DATA ROWS:
════

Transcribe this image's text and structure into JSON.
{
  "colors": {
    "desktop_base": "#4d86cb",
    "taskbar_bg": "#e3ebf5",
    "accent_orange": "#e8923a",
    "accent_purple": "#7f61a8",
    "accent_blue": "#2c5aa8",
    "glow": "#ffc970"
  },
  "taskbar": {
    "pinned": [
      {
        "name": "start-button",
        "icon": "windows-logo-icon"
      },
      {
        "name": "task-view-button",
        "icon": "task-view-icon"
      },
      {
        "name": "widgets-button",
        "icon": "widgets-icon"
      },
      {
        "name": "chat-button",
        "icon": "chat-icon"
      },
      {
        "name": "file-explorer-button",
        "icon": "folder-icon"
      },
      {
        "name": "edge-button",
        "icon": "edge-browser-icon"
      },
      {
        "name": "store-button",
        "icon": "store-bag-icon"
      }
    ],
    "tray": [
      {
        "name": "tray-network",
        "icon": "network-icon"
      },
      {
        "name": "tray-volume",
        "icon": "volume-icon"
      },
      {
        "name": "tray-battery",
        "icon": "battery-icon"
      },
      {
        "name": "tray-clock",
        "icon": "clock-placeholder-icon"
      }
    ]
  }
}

════

Return all the data above once more, precisely as given.

Transcribe this image's text and structure into JSON.
{
  "colors": {
    "desktop_base": "#4d86cb",
    "taskbar_bg": "#e3ebf5",
    "accent_orange": "#e8923a",
    "accent_purple": "#7f61a8",
    "accent_blue": "#2c5aa8",
    "glow": "#ffc970"
  },
  "taskbar": {
    "pinned": [
      {
        "name": "start-button",
        "icon": "windows-logo-icon"
      },
      {
        "name": "task-view-button",
        "icon": "task-view-icon"
      },
      {
        "name": "widgets-button",
        "icon": "widgets-icon"
      },
      {
        "name": "chat-button",
        "icon": "chat-icon"
      },
      {
        "name": "file-explorer-button",
        "icon": "folder-icon"
      },
      {
        "name": "edge-button",
        "icon": "edge-browser-icon"
      },
      {
        "name": "store-button",
        "icon": "store-bag-icon"
      }
    ],
    "tray": [
      {
        "name": "tray-network",
        "icon": "network-icon"
      },
      {
        "name": "tray-volume",
        "icon": "volume-icon"
      },
      {
        "name": "tray-battery",
        "icon": "battery-icon"
      },
      {
        "name": "tray-clock",
        "icon": "clock-placeholder-icon"
      }
    ]
  }
}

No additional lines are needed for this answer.